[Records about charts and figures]
⟨

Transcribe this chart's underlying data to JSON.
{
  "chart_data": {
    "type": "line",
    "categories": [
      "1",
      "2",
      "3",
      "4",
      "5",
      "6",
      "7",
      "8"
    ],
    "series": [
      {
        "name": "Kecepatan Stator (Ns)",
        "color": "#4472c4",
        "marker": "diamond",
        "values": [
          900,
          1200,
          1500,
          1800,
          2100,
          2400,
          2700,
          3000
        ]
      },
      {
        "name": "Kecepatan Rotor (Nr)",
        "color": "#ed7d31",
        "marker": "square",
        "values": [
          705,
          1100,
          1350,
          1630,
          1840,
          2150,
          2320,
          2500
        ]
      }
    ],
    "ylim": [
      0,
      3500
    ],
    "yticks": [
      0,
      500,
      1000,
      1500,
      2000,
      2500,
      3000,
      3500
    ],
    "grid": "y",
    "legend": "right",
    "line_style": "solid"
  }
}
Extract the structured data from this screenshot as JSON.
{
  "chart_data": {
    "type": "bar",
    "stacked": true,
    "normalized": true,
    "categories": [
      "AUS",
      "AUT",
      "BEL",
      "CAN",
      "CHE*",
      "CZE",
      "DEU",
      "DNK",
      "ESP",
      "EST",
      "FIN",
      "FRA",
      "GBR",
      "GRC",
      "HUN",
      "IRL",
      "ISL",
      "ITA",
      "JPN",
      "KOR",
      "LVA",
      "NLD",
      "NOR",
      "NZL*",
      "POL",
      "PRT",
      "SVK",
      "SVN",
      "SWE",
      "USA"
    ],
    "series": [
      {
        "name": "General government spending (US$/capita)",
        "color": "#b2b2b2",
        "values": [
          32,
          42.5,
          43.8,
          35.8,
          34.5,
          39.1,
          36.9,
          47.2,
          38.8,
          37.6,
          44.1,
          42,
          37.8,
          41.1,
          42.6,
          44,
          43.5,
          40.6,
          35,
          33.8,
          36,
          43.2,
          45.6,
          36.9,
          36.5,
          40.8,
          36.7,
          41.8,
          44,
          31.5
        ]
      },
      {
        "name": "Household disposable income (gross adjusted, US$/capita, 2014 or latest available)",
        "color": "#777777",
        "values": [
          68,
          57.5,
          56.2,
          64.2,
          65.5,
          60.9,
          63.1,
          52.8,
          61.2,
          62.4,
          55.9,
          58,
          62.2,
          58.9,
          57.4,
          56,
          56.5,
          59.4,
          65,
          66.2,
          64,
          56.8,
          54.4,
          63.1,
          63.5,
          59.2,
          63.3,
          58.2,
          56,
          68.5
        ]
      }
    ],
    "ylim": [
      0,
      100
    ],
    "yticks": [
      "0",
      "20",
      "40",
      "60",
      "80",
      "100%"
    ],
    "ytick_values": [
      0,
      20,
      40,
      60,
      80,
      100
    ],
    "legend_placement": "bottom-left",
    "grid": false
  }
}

⟩

*EXERCISE REQUIREMENTS*. Of the lines in the entries above, how many include "this"? Only the number should be given.

*COMPLETE OUTPUT*. 2